_DIRECTIONS FOR THIS TASK_
From the line that contains "Parse this screenshot: output" to the last line of the data below, transcribe every line exactly. Do not include the pictures.
>> begin GIVEN RECORDS
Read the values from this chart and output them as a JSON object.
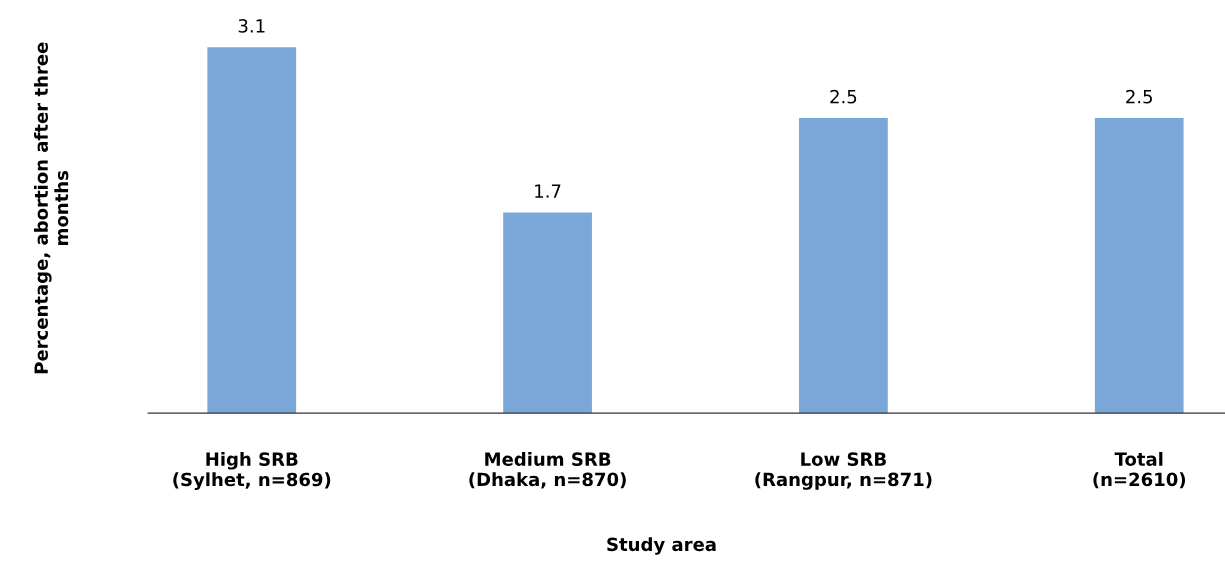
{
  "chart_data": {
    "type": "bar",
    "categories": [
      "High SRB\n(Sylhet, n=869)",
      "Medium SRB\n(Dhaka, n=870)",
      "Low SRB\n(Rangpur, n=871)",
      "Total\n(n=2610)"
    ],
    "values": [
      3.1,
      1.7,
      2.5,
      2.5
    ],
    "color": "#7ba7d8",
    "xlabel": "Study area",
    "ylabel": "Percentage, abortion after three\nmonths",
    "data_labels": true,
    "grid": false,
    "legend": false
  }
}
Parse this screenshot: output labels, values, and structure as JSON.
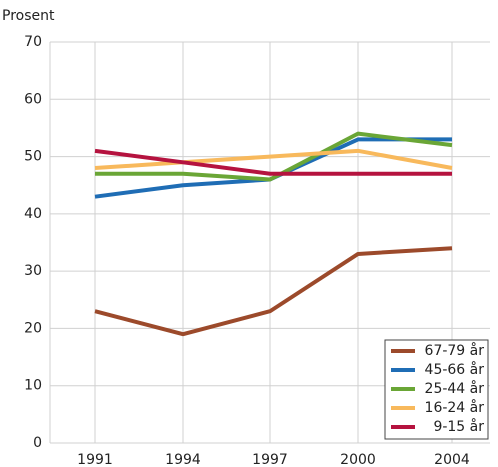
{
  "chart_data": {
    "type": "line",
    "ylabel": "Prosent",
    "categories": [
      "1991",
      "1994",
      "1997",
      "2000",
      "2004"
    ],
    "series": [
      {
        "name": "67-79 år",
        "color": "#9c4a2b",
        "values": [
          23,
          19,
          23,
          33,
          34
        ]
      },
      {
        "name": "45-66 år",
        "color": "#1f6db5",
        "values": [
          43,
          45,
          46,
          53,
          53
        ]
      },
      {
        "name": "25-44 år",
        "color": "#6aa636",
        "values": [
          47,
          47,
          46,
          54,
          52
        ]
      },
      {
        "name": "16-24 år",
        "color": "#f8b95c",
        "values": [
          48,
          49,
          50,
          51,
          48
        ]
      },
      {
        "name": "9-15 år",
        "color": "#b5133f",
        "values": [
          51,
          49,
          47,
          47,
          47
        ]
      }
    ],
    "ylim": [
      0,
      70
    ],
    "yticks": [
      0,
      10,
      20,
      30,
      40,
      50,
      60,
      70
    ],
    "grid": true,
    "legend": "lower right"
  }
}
>> end GIVEN RECORDS
_RESULT FOR THIS TASK_
Parse this screenshot: output labels, values, and structure as JSON.
{
  "chart_data": {
    "type": "line",
    "ylabel": "Prosent",
    "categories": [
      "1991",
      "1994",
      "1997",
      "2000",
      "2004"
    ],
    "series": [
      {
        "name": "67-79 år",
        "color": "#9c4a2b",
        "values": [
          23,
          19,
          23,
          33,
          34
        ]
      },
      {
        "name": "45-66 år",
        "color": "#1f6db5",
        "values": [
          43,
          45,
          46,
          53,
          53
        ]
      },
      {
        "name": "25-44 år",
        "color": "#6aa636",
        "values": [
          47,
          47,
          46,
          54,
          52
        ]
      },
      {
        "name": "16-24 år",
        "color": "#f8b95c",
        "values": [
          48,
          49,
          50,
          51,
          48
        ]
      },
      {
        "name": "9-15 år",
        "color": "#b5133f",
        "values": [
          51,
          49,
          47,
          47,
          47
        ]
      }
    ],
    "ylim": [
      0,
      70
    ],
    "yticks": [
      0,
      10,
      20,
      30,
      40,
      50,
      60,
      70
    ],
    "grid": true,
    "legend": "lower right"
  }
}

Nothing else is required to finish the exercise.